◆ Exercise brief
Locate the lines of the listing below that hold "this", then copy each of them.

◆ Provided entries
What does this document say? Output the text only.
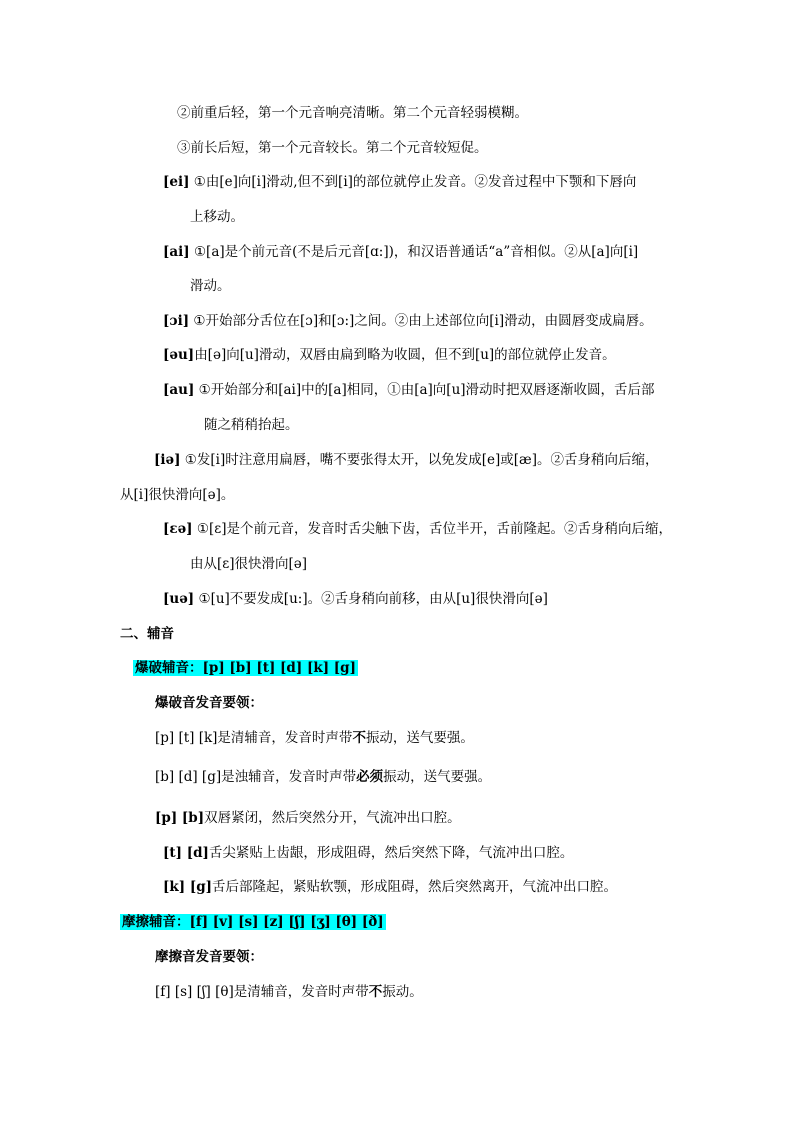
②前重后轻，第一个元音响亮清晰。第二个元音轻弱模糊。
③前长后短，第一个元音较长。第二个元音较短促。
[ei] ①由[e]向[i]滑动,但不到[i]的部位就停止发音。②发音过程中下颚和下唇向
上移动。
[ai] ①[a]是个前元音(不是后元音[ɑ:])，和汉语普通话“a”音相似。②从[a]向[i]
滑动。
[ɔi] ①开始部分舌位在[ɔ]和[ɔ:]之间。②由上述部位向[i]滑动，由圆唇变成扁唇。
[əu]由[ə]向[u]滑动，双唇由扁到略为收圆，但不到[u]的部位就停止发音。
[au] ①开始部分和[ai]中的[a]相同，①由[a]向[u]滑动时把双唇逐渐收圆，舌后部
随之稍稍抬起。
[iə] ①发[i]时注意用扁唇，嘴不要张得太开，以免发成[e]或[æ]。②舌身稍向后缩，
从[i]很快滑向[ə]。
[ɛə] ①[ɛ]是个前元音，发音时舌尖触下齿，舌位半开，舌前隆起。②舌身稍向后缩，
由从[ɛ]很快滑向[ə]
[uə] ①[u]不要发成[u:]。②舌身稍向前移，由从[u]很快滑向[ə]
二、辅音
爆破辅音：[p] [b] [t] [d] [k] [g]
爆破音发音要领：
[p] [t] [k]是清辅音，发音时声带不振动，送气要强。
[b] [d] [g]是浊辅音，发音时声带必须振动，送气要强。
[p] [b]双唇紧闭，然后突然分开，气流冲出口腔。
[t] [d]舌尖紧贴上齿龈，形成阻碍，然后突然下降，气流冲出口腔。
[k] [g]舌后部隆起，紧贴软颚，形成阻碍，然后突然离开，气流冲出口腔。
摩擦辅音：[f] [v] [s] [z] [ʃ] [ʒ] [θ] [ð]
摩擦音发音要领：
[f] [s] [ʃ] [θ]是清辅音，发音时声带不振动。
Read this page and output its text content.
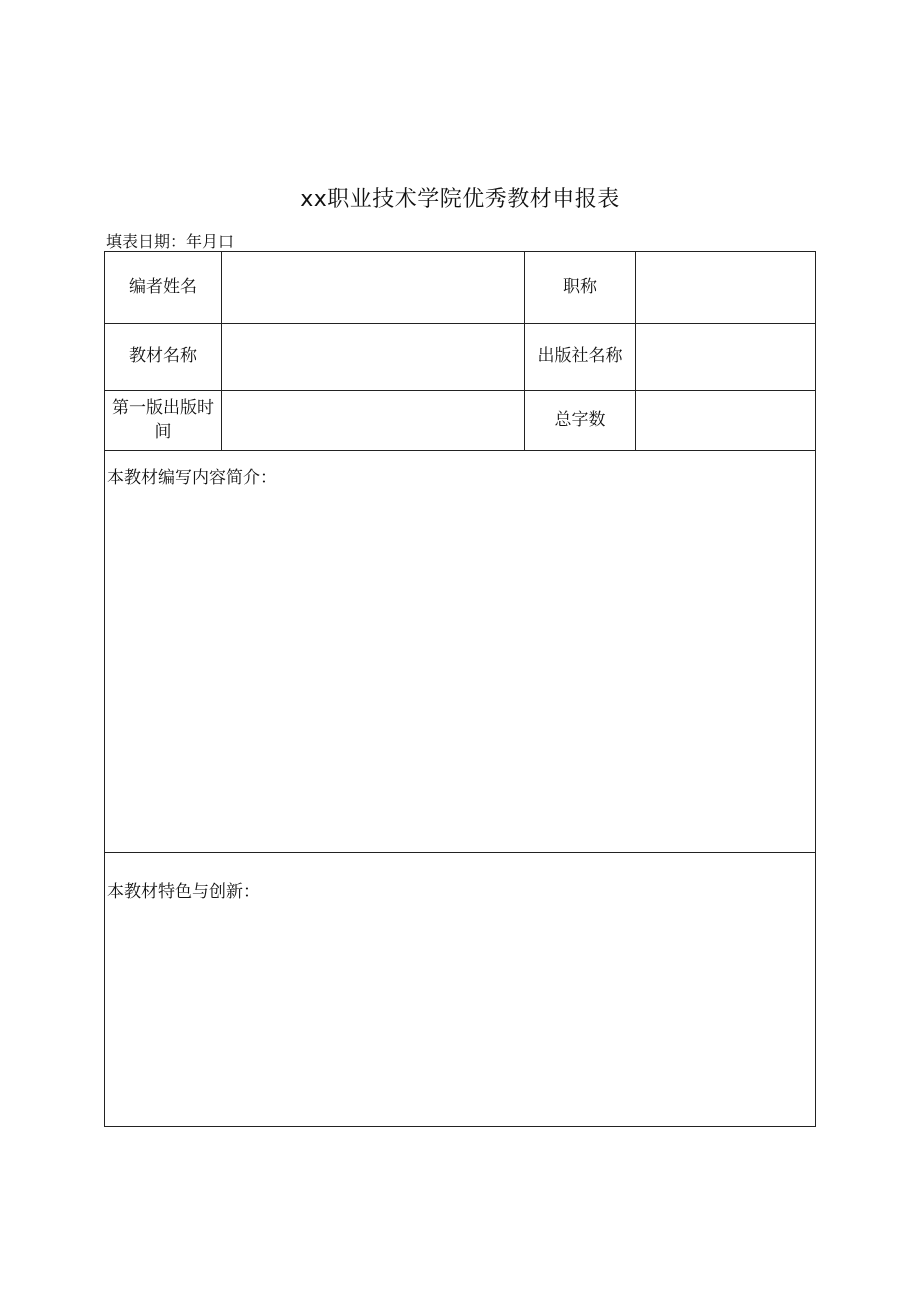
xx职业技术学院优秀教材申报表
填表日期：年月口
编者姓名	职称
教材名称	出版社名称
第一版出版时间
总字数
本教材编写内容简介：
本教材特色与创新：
...
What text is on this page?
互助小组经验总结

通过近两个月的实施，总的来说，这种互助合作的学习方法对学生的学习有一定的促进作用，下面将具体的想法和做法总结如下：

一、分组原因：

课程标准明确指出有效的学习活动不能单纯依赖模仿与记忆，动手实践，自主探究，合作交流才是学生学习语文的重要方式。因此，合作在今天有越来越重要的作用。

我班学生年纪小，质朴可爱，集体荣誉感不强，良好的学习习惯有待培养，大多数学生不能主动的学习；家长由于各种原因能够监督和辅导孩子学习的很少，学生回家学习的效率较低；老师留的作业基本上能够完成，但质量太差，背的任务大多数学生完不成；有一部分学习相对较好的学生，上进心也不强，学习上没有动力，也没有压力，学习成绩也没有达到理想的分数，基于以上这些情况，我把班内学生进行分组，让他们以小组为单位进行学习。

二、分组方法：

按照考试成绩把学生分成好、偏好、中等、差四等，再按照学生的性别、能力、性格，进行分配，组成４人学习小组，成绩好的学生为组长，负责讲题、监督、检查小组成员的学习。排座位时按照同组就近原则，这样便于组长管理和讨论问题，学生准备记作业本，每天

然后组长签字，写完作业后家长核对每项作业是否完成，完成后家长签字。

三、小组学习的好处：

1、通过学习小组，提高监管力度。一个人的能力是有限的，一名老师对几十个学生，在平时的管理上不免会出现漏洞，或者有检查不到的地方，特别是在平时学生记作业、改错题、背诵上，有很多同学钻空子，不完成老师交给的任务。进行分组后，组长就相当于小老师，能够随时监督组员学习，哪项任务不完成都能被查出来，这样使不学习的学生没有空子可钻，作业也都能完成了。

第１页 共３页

◆ Problem solution
What does this document say? Output the text only.
Read this page and output its text content.
What text is on this page?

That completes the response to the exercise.